┌────────
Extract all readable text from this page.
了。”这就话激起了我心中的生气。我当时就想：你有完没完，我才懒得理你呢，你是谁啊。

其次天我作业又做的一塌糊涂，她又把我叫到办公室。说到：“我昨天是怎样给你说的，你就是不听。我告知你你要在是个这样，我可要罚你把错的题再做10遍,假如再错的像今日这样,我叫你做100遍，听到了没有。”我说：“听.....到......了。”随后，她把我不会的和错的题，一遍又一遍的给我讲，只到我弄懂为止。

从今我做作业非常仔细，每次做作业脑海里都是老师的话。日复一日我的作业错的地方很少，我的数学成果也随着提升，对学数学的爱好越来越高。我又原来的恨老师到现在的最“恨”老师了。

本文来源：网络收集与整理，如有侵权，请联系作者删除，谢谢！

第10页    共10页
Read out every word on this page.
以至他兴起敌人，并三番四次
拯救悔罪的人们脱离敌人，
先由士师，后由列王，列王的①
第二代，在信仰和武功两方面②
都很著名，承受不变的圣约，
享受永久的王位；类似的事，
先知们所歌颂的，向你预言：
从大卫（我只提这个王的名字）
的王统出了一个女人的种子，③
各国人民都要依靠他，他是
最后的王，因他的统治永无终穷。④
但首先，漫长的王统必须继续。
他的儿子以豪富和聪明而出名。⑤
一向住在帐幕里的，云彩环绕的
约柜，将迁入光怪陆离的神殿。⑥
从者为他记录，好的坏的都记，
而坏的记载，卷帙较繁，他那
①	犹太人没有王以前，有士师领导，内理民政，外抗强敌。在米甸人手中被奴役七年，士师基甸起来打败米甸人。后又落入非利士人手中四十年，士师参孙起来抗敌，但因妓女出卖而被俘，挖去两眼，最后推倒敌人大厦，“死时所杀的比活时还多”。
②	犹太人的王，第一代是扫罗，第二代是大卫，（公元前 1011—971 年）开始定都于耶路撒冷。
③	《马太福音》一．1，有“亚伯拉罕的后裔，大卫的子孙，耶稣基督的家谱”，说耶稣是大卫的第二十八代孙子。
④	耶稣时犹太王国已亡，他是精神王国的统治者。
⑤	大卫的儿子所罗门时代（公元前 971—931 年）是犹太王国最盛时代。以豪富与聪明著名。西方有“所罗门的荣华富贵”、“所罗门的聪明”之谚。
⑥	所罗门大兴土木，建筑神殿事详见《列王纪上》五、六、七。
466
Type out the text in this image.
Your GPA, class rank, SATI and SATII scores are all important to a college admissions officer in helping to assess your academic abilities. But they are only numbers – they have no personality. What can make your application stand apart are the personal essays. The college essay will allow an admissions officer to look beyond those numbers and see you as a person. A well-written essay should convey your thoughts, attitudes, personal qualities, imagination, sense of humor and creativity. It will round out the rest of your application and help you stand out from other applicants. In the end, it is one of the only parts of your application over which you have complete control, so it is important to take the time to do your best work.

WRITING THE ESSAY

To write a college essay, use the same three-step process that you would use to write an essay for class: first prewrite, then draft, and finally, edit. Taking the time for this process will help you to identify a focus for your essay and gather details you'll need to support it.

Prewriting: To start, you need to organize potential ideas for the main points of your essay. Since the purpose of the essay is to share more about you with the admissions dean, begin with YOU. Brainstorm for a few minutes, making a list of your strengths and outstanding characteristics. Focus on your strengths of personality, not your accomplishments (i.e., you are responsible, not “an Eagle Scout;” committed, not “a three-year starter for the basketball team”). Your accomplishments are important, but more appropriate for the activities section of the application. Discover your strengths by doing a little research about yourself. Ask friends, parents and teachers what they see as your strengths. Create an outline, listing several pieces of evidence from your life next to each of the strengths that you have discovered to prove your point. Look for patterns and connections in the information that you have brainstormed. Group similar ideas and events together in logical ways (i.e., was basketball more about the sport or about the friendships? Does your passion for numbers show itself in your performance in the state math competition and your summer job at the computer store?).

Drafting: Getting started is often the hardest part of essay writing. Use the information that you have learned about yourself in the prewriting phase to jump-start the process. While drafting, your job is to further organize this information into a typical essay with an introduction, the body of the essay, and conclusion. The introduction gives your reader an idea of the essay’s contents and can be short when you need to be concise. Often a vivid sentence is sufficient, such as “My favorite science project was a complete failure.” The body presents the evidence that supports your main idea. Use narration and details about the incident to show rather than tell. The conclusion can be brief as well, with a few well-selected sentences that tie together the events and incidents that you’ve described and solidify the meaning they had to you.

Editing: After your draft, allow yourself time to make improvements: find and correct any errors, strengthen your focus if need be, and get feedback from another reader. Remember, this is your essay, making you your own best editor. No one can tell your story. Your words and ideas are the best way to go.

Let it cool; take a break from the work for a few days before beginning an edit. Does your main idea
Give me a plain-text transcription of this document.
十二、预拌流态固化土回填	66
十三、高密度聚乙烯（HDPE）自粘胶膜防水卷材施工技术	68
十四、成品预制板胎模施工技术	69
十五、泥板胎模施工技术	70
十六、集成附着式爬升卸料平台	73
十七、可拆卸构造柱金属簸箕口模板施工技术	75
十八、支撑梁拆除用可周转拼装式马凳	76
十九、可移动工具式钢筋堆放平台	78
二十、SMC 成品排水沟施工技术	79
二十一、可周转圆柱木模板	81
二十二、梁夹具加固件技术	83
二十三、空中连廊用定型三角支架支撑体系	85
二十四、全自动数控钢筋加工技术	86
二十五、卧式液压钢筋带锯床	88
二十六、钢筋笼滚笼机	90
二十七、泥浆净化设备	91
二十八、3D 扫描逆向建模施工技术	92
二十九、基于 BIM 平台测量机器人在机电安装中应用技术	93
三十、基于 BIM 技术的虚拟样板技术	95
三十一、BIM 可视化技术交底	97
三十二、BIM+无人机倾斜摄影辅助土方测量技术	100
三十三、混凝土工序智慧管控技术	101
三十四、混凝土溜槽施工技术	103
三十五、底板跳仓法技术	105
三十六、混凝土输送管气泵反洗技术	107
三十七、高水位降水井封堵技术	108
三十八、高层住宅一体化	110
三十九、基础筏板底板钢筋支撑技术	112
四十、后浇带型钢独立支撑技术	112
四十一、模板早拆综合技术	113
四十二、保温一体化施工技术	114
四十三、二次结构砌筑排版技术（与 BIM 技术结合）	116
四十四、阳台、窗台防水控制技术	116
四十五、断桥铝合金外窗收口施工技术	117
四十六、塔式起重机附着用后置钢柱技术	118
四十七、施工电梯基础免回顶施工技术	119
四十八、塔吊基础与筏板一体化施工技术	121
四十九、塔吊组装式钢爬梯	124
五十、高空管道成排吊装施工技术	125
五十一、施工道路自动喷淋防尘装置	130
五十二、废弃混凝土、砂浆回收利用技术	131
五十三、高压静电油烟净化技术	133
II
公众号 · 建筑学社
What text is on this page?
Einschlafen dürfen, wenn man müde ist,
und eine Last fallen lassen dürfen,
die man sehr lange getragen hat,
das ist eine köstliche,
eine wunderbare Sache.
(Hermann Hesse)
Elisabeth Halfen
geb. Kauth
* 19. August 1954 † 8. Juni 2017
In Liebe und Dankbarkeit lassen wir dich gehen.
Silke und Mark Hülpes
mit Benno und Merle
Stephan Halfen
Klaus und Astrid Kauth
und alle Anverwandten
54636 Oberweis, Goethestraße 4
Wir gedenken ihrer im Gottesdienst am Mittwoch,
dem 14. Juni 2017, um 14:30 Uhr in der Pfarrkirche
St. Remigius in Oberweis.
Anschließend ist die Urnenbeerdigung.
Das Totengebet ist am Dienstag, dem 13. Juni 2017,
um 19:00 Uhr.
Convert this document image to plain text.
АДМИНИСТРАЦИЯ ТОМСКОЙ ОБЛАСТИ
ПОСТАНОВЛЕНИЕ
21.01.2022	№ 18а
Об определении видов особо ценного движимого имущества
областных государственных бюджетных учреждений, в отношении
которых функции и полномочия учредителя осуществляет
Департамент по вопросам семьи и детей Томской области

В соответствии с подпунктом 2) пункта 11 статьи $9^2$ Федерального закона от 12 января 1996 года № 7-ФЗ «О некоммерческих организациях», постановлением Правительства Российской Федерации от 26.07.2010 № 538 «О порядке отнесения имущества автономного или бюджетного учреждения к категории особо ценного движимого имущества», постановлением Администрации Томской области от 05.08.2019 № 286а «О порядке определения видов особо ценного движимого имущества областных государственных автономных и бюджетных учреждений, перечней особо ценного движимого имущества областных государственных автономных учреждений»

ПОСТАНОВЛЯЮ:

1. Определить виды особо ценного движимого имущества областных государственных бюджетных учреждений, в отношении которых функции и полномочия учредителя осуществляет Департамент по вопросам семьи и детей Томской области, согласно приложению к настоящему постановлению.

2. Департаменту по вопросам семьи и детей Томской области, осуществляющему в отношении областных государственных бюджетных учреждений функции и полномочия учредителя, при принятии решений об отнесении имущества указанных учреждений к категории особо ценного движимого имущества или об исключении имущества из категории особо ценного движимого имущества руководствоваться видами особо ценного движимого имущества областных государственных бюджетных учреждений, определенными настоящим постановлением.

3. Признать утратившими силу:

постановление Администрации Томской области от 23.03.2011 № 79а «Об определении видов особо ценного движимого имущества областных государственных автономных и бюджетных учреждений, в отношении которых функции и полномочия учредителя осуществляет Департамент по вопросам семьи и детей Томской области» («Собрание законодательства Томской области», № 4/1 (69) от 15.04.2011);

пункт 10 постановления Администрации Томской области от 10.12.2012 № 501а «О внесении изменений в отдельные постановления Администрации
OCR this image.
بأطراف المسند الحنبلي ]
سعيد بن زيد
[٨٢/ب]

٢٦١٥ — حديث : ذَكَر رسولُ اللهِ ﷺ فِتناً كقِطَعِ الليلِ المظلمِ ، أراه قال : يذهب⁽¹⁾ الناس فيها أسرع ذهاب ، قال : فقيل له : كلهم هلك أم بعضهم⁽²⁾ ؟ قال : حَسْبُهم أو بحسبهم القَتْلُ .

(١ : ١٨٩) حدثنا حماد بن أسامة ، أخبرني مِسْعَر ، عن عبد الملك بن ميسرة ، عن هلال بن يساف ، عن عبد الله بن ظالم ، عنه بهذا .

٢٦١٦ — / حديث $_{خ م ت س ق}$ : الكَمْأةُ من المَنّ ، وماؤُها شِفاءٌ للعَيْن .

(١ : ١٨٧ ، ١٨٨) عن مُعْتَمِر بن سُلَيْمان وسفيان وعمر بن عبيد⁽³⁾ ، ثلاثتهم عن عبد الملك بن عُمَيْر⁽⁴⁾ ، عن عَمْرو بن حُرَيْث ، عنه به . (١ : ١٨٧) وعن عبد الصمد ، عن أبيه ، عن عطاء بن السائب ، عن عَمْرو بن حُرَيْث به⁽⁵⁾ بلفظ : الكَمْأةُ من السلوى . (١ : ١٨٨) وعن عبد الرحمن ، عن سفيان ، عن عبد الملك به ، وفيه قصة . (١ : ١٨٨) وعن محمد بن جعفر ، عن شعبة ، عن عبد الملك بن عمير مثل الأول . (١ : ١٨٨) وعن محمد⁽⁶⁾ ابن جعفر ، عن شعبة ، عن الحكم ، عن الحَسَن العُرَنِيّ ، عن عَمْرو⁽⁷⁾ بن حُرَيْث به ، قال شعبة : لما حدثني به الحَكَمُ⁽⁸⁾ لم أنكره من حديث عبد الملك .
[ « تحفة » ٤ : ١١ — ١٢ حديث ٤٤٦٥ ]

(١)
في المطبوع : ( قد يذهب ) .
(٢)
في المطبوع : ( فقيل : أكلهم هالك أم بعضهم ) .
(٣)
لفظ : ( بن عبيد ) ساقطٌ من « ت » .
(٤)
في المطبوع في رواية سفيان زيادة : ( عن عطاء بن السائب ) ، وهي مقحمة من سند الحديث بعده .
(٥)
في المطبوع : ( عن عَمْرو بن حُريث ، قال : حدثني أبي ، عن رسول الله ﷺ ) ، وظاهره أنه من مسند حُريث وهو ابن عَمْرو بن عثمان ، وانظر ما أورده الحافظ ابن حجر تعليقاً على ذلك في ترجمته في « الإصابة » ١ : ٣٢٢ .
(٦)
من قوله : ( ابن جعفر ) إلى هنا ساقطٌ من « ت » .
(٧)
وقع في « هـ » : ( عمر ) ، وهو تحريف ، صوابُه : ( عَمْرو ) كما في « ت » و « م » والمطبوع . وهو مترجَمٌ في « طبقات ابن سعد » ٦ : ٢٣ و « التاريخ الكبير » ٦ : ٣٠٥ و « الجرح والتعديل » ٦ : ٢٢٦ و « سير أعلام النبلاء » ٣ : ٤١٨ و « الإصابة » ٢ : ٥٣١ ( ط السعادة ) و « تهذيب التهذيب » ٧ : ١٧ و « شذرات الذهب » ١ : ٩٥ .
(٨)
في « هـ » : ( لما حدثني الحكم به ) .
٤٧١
└────────
▸ EXERCISE DIRECTIONS
Find the lines above that contain the word "категории" and collect them.

▸ RESULT OF THE TASK
В соответствии с подпунктом 2) пункта 11 статьи $9^2$ Федерального закона от 12 января 1996 года № 7-ФЗ «О некоммерческих организациях», постановлением Правительства Российской Федерации от 26.07.2010 № 538 «О порядке отнесения имущества автономного или бюджетного учреждения к категории особо ценного движимого имущества», постановлением Администрации Томской области от 05.08.2019 № 286а «О порядке определения видов особо ценного движимого имущества областных государственных автономных и бюджетных учреждений, перечней особо ценного движимого имущества областных государственных автономных учреждений»
2. Департаменту по вопросам семьи и детей Томской области, осуществляющему в отношении областных государственных бюджетных учреждений функции и полномочия учредителя, при принятии решений об отнесении имущества указанных учреждений к категории особо ценного движимого имущества или об исключении имущества из категории особо ценного движимого имущества руководствоваться видами особо ценного движимого имущества областных государственных бюджетных учреждений, определенными настоящим постановлением.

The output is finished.